TASK DESCRIPTION
Below are the records; pull every line that includes "ausreichend".

DATA FOR THE TASK
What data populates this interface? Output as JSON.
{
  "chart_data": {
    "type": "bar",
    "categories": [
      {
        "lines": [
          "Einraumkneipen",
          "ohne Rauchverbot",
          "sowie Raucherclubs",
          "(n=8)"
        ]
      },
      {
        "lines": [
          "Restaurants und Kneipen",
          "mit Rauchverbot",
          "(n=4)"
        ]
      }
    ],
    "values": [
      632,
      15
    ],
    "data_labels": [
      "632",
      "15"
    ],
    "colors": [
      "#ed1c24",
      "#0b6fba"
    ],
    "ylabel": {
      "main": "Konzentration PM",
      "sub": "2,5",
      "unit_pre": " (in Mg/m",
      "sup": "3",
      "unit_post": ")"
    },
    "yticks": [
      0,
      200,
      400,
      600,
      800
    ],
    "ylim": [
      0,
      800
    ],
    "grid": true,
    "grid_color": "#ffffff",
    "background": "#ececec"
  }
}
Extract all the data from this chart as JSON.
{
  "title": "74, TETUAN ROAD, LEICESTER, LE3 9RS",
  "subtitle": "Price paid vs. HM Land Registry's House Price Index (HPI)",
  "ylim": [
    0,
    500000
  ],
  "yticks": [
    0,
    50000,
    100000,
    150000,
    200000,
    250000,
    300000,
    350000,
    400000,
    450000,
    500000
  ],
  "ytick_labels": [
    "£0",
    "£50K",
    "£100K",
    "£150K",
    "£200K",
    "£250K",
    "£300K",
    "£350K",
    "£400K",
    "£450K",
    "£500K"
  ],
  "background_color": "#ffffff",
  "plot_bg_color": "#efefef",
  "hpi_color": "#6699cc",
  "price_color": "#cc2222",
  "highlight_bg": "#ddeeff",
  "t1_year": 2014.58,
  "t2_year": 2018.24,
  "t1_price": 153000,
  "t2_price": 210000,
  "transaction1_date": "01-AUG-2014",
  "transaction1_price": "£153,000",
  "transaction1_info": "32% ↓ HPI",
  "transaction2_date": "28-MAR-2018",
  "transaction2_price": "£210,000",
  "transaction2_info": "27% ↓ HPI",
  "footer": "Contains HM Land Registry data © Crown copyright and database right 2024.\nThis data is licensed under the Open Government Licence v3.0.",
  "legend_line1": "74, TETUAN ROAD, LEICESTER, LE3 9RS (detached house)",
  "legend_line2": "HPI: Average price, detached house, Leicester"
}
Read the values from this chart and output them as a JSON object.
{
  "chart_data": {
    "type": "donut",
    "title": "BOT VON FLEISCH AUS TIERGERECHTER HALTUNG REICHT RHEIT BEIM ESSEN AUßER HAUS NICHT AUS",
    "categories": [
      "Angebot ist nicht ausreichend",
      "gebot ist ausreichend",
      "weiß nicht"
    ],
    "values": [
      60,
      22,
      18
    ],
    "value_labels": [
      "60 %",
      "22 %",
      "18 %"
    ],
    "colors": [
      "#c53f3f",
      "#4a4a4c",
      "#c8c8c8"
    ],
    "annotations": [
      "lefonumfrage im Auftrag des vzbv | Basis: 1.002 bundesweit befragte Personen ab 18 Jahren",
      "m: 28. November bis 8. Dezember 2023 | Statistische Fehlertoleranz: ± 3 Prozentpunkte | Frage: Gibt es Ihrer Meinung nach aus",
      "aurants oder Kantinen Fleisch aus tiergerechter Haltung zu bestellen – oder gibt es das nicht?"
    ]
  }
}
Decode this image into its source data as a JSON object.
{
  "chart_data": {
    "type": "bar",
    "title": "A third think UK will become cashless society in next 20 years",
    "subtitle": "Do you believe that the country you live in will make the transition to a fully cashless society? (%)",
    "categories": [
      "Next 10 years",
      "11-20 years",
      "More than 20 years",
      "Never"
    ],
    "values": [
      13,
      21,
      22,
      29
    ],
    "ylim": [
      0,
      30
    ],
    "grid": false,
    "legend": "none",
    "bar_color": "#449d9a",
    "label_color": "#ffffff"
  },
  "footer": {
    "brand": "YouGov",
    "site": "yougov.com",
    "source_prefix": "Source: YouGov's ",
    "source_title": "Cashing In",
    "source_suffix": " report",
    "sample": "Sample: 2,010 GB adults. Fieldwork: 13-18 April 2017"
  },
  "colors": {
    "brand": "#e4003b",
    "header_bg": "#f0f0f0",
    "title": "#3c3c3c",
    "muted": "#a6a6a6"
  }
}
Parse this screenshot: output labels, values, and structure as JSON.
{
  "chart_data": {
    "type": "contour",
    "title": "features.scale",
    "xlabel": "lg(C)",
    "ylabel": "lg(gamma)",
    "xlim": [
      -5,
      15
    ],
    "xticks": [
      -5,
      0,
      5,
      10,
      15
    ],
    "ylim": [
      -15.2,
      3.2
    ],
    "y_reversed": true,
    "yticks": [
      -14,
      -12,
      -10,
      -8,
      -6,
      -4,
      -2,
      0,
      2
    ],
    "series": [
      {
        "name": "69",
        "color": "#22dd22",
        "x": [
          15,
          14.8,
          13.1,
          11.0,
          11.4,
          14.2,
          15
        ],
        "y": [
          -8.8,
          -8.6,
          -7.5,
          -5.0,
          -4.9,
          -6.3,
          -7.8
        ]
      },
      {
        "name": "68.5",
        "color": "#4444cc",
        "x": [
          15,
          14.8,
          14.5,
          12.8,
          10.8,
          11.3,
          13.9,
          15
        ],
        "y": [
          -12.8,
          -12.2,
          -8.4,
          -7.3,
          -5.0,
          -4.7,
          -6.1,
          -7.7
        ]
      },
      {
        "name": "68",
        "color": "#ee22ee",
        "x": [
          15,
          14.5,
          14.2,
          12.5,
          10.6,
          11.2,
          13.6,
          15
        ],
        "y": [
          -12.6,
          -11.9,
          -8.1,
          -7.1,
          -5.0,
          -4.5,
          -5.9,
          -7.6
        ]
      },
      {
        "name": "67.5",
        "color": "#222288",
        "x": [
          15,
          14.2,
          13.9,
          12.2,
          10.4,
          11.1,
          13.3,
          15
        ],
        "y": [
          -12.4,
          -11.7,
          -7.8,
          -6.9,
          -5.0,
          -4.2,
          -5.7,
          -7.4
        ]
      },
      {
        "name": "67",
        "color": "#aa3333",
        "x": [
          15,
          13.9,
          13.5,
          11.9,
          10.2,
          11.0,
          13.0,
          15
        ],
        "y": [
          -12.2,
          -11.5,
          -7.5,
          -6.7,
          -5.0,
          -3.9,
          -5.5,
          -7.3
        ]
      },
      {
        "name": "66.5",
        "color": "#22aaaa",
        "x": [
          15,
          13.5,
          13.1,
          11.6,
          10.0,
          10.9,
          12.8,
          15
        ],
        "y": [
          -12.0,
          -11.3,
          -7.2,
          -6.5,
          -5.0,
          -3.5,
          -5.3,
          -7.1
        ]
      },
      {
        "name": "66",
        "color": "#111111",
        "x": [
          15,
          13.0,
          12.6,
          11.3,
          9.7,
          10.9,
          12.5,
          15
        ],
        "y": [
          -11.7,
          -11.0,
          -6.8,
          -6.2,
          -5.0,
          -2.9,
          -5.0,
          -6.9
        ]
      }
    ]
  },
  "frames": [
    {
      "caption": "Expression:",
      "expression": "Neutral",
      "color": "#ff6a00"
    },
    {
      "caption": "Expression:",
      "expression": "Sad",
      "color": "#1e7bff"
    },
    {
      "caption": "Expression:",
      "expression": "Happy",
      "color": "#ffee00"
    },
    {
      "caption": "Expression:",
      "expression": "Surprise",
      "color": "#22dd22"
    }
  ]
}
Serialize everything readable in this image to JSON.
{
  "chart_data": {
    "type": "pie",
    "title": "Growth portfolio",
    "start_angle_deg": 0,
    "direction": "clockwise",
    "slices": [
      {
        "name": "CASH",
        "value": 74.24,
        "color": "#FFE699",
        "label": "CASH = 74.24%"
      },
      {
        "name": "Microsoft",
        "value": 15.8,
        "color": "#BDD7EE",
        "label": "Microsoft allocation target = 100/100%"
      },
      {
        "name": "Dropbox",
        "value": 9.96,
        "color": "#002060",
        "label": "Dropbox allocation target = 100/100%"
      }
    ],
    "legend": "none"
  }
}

RESULT OF THE EXERCISE
      "Angebot ist nicht ausreichend",
      "gebot ist ausreichend",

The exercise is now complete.